**Excerpted records**:
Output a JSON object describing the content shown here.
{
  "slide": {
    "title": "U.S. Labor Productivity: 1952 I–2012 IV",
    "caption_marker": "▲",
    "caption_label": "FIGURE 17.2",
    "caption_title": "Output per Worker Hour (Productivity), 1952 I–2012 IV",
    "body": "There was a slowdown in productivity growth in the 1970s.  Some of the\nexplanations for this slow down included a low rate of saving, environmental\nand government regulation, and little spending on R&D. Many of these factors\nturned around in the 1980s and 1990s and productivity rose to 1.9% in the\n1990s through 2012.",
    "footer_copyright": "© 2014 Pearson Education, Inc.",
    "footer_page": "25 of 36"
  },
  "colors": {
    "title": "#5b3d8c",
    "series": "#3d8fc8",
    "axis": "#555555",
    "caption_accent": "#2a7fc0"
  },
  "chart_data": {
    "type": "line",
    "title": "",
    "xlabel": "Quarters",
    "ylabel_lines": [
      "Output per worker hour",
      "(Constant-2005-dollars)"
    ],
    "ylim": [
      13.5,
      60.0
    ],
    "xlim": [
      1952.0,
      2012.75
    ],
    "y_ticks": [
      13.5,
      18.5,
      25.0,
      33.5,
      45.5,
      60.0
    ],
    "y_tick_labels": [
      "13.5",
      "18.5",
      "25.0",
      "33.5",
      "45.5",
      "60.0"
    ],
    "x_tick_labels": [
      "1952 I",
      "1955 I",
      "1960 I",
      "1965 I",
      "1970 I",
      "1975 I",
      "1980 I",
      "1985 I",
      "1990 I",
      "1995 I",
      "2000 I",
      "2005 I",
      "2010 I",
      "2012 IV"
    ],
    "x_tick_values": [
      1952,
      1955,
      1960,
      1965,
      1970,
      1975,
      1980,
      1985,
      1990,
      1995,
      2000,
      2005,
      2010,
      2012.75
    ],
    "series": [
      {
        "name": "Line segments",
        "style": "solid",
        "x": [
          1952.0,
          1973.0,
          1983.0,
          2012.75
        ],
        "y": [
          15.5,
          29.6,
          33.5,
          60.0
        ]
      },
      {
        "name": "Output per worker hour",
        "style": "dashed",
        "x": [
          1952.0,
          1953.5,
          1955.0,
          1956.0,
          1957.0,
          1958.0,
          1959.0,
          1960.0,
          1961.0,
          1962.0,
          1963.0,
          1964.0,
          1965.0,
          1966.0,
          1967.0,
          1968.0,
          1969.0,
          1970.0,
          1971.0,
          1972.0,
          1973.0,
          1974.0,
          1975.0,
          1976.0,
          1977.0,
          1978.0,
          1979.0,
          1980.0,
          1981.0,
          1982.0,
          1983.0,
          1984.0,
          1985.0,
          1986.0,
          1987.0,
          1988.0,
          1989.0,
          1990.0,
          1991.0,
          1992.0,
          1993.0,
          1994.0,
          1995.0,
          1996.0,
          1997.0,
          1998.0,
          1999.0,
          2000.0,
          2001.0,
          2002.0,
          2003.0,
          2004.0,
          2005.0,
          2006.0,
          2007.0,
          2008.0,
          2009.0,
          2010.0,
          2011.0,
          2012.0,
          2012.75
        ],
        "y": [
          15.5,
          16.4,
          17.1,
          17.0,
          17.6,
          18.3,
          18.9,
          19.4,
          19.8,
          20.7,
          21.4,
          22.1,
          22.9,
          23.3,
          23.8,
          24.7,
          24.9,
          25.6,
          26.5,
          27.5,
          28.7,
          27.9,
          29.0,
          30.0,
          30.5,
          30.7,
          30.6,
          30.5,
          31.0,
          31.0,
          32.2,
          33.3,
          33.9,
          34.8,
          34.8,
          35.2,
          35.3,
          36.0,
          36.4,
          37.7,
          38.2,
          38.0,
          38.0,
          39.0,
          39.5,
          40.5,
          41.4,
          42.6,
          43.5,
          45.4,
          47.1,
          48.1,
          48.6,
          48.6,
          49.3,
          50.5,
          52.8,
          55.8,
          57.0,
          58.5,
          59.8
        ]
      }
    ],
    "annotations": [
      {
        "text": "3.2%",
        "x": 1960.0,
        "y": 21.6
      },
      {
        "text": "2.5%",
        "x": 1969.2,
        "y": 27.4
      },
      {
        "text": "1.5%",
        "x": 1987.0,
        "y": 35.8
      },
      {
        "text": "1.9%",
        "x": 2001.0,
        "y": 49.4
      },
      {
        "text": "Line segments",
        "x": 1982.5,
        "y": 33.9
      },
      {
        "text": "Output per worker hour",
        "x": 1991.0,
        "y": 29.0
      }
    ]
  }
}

**Task instructions**:
Pick out all lines from the data above in which the word "name" appears.

**Exercise output**:
        "name": "Line segments",
        "name": "Output per worker hour",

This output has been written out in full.